* Objective: Go through the lines below and copy each one that holds the string "JSON".

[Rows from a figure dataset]
-=-=-
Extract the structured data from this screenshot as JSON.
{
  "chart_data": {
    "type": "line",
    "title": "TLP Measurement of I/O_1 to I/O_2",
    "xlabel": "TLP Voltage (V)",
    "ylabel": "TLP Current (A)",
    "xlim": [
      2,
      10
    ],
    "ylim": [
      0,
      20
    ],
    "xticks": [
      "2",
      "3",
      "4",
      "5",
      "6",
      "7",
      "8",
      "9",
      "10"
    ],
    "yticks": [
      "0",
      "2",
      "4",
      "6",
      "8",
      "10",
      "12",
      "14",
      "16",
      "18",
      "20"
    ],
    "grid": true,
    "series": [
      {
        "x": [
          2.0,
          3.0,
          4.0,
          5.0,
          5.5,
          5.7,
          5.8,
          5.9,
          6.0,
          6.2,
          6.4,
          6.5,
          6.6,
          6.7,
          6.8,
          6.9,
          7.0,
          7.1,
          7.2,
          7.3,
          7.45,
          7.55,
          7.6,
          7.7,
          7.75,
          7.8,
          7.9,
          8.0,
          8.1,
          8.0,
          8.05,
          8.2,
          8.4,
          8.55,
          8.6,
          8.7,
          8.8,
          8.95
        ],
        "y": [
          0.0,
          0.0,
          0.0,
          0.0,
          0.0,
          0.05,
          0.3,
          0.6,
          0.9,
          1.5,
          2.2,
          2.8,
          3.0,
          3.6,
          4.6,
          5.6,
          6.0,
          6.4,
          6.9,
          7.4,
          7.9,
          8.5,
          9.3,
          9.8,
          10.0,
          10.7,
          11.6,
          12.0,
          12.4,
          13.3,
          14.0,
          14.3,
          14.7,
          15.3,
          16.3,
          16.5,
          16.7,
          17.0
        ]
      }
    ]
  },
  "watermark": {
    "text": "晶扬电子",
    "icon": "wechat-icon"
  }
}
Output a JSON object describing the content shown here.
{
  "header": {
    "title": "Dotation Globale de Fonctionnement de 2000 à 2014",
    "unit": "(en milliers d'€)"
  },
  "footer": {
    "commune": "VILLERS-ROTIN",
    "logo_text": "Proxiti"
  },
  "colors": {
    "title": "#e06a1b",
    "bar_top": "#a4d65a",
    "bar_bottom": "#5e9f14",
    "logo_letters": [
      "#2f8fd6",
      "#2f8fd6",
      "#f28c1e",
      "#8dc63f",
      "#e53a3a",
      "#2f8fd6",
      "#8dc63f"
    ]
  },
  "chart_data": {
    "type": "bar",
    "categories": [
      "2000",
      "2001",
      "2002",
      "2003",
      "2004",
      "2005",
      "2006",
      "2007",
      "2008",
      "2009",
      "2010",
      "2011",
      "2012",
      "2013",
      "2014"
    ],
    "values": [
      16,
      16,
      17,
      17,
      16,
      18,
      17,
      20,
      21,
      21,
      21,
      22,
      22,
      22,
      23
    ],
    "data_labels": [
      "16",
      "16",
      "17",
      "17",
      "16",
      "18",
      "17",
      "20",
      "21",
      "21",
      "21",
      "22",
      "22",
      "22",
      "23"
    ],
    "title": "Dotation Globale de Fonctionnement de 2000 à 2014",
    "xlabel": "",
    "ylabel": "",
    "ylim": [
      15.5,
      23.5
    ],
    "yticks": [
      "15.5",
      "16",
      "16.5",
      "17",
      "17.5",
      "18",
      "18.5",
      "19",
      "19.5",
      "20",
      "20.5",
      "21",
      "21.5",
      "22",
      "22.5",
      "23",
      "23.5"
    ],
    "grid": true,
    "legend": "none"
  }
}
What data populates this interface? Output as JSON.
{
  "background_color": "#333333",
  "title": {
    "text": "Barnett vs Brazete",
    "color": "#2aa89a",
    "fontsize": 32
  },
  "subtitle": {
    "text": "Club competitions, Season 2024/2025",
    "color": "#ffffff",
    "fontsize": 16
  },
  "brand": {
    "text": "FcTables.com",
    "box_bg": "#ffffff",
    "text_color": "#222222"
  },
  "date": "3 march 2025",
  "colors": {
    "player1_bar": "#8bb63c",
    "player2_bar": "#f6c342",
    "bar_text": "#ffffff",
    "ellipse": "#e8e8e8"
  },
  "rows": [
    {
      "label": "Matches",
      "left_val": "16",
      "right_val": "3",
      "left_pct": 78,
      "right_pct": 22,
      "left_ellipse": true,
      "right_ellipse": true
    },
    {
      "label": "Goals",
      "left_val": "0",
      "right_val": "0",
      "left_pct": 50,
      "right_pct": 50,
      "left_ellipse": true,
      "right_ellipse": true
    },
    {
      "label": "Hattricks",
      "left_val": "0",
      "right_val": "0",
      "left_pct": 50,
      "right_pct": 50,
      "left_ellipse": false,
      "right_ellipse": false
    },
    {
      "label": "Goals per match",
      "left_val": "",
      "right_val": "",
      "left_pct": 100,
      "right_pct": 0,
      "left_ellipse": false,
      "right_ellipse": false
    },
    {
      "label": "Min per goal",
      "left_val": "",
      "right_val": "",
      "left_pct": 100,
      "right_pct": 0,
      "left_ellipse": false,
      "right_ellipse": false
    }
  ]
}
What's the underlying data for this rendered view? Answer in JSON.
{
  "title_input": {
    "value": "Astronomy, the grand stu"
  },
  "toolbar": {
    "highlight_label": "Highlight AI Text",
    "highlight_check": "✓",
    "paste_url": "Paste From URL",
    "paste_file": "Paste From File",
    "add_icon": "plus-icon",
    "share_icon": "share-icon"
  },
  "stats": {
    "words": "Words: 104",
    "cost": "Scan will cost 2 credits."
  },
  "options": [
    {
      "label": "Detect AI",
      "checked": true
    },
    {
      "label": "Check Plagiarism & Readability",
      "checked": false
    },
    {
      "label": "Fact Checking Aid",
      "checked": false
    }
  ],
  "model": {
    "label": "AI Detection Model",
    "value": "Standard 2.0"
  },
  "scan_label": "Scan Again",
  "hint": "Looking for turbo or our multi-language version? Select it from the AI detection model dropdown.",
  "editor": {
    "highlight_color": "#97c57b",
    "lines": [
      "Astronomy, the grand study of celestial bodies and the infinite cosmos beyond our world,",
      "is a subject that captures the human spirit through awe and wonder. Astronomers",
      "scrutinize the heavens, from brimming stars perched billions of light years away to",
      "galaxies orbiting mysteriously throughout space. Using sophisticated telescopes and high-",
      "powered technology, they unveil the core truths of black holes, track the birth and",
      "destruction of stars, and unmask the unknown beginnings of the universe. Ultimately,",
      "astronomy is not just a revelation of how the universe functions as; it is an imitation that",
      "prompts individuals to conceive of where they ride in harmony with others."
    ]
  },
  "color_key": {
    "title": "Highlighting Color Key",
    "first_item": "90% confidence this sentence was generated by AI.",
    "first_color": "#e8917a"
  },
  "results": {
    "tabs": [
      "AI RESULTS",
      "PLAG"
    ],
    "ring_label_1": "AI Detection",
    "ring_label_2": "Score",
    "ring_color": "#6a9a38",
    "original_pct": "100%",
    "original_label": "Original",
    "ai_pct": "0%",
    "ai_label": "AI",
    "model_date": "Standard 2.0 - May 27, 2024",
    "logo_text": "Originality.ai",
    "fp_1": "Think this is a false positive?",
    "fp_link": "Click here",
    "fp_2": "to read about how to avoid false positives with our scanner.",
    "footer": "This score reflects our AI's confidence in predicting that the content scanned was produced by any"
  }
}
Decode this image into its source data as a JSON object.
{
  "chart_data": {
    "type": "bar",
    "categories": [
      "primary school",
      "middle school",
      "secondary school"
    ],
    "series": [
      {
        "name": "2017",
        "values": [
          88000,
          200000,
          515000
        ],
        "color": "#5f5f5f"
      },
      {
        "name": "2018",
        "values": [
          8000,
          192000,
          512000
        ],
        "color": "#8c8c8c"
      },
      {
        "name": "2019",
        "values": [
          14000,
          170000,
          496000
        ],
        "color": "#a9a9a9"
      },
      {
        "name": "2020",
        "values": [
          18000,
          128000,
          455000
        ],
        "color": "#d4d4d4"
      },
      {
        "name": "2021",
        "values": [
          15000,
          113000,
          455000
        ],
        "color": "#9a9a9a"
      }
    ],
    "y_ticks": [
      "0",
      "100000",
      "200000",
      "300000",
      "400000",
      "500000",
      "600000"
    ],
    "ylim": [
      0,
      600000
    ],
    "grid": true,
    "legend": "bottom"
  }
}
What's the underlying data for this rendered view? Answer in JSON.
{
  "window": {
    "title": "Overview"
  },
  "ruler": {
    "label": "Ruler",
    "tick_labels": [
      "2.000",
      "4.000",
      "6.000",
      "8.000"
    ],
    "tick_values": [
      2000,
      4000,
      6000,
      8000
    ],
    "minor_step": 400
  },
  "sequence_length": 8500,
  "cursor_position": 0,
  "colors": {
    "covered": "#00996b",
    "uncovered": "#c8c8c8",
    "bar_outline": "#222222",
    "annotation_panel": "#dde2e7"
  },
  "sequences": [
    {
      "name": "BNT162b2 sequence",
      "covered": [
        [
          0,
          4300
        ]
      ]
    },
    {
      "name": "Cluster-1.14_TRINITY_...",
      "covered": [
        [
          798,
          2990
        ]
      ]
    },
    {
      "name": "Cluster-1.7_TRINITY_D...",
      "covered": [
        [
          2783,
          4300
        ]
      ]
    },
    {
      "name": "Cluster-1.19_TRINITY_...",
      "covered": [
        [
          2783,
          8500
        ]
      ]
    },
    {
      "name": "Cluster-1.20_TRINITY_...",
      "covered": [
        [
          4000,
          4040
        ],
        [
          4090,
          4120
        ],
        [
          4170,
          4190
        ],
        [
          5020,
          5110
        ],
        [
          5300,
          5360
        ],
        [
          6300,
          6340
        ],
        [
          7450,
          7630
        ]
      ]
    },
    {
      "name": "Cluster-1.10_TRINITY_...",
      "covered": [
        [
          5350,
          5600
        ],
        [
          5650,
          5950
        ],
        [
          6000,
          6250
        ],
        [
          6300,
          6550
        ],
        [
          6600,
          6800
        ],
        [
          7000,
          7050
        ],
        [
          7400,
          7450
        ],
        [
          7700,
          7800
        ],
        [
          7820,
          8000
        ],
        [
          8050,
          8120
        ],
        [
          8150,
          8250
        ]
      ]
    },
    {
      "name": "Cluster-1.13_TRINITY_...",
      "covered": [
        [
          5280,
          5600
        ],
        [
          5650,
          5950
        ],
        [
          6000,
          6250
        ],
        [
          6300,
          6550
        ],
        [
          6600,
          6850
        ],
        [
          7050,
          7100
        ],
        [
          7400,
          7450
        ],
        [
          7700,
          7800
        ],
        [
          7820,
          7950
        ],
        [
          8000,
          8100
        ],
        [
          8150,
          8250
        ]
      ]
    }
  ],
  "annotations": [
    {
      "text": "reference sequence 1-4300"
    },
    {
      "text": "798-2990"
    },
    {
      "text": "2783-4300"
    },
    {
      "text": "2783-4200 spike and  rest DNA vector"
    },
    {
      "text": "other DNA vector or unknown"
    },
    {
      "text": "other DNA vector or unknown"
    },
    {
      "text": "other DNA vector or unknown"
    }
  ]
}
-=-=-
* Output for this task:
Extract the structured data from this screenshot as JSON.
Output a JSON object describing the content shown here.
What data populates this interface? Output as JSON.
What's the underlying data for this rendered view? Answer in JSON.
Decode this image into its source data as a JSON object.
What's the underlying data for this rendered view? Answer in JSON.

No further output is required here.